What to do: Write out the material again exactly, please, and omit the pictures.
#### Material for this task
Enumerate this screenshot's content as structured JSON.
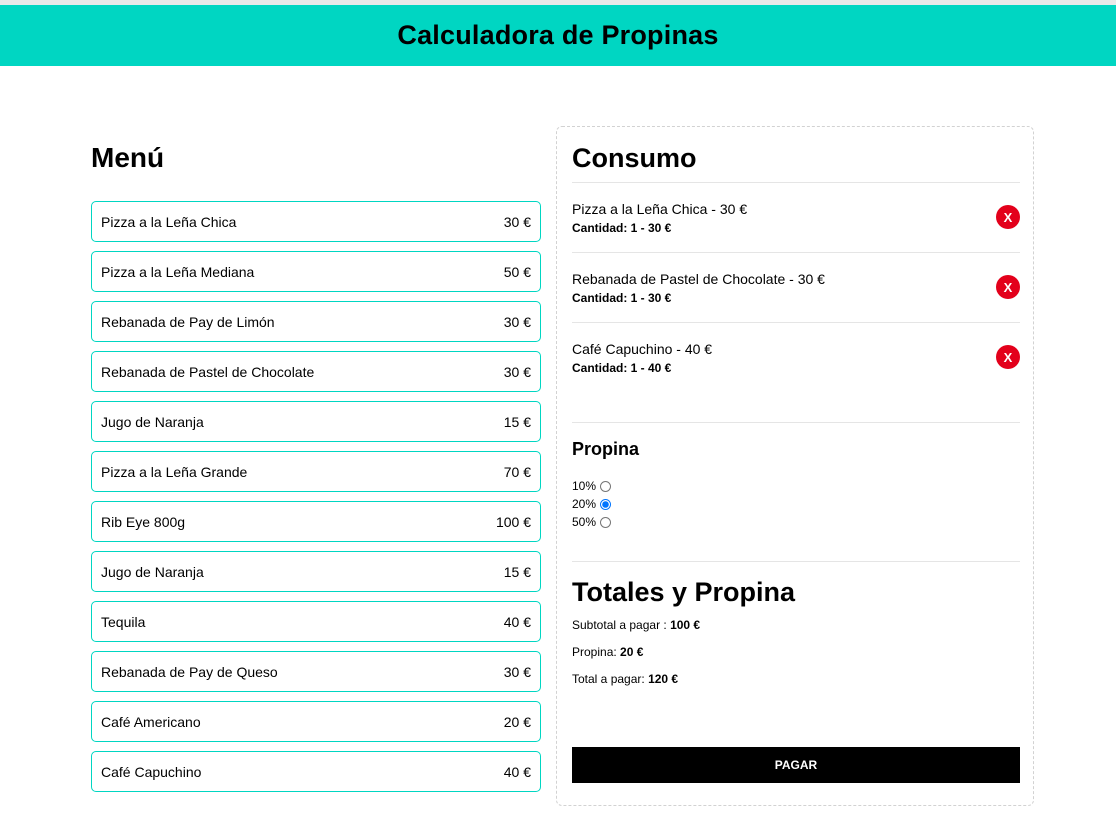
{
  "header": {
    "title": "Calculadora de Propinas"
  },
  "menu": {
    "title": "Menú",
    "items": [
      {
        "name": "Pizza a la Leña Chica",
        "price": "30 €"
      },
      {
        "name": "Pizza a la Leña Mediana",
        "price": "50 €"
      },
      {
        "name": "Rebanada de Pay de Limón",
        "price": "30 €"
      },
      {
        "name": "Rebanada de Pastel de Chocolate",
        "price": "30 €"
      },
      {
        "name": "Jugo de Naranja",
        "price": "15 €"
      },
      {
        "name": "Pizza a la Leña Grande",
        "price": "70 €"
      },
      {
        "name": "Rib Eye 800g",
        "price": "100 €"
      },
      {
        "name": "Jugo de Naranja",
        "price": "15 €"
      },
      {
        "name": "Tequila",
        "price": "40 €"
      },
      {
        "name": "Rebanada de Pay de Queso",
        "price": "30 €"
      },
      {
        "name": "Café Americano",
        "price": "20 €"
      },
      {
        "name": "Café Capuchino",
        "price": "40 €"
      }
    ]
  },
  "consumo": {
    "title": "Consumo",
    "items": [
      {
        "name": "Pizza a la Leña Chica - 30 €",
        "qty": "Cantidad: 1 - 30 €",
        "remove_label": "X"
      },
      {
        "name": "Rebanada de Pastel de Chocolate - 30 €",
        "qty": "Cantidad: 1 - 30 €",
        "remove_label": "X"
      },
      {
        "name": "Café Capuchino - 40 €",
        "qty": "Cantidad: 1 - 40 €",
        "remove_label": "X"
      }
    ]
  },
  "propina": {
    "title": "Propina",
    "options": [
      {
        "label": "10%",
        "checked": false
      },
      {
        "label": "20%",
        "checked": true
      },
      {
        "label": "50%",
        "checked": false
      }
    ]
  },
  "totales": {
    "title": "Totales y Propina",
    "subtotal_label": "Subtotal a pagar : ",
    "subtotal_value": "100 €",
    "propina_label": "Propina: ",
    "propina_value": "20 €",
    "total_label": "Total a pagar: ",
    "total_value": "120 €"
  },
  "pay_button": "PAGAR",
  "colors": {
    "accent": "#00d6c2",
    "remove": "#e3001b",
    "button": "#000000"
  }
}
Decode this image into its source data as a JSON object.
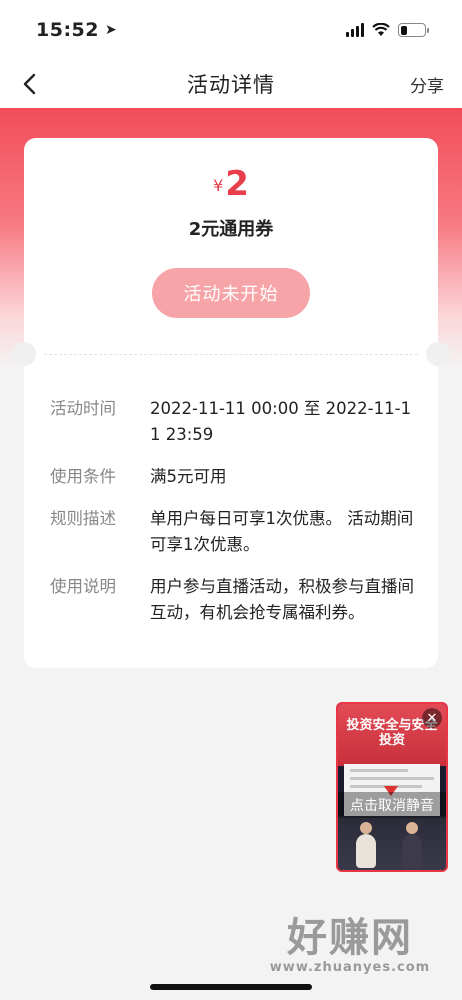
########
Response:
Enumerate this screenshot's content as structured JSON.
{
  "header": {
    "title": "Calculadora de Propinas"
  },
  "menu": {
    "title": "Menú",
    "items": [
      {
        "name": "Pizza a la Leña Chica",
        "price": "30 €"
      },
      {
        "name": "Pizza a la Leña Mediana",
        "price": "50 €"
      },
      {
        "name": "Rebanada de Pay de Limón",
        "price": "30 €"
      },
      {
        "name": "Rebanada de Pastel de Chocolate",
        "price": "30 €"
      },
      {
        "name": "Jugo de Naranja",
        "price": "15 €"
      },
      {
        "name": "Pizza a la Leña Grande",
        "price": "70 €"
      },
      {
        "name": "Rib Eye 800g",
        "price": "100 €"
      },
      {
        "name": "Jugo de Naranja",
        "price": "15 €"
      },
      {
        "name": "Tequila",
        "price": "40 €"
      },
      {
        "name": "Rebanada de Pay de Queso",
        "price": "30 €"
      },
      {
        "name": "Café Americano",
        "price": "20 €"
      },
      {
        "name": "Café Capuchino",
        "price": "40 €"
      }
    ]
  },
  "consumo": {
    "title": "Consumo",
    "items": [
      {
        "name": "Pizza a la Leña Chica - 30 €",
        "qty": "Cantidad: 1 - 30 €",
        "remove_label": "X"
      },
      {
        "name": "Rebanada de Pastel de Chocolate - 30 €",
        "qty": "Cantidad: 1 - 30 €",
        "remove_label": "X"
      },
      {
        "name": "Café Capuchino - 40 €",
        "qty": "Cantidad: 1 - 40 €",
        "remove_label": "X"
      }
    ]
  },
  "propina": {
    "title": "Propina",
    "options": [
      {
        "label": "10%",
        "checked": false
      },
      {
        "label": "20%",
        "checked": true
      },
      {
        "label": "50%",
        "checked": false
      }
    ]
  },
  "totales": {
    "title": "Totales y Propina",
    "subtotal_label": "Subtotal a pagar : ",
    "subtotal_value": "100 €",
    "propina_label": "Propina: ",
    "propina_value": "20 €",
    "total_label": "Total a pagar: ",
    "total_value": "120 €"
  },
  "pay_button": "PAGAR",
  "colors": {
    "accent": "#00d6c2",
    "remove": "#e3001b",
    "button": "#000000"
  }
}
Decode this image into its source data as a JSON object.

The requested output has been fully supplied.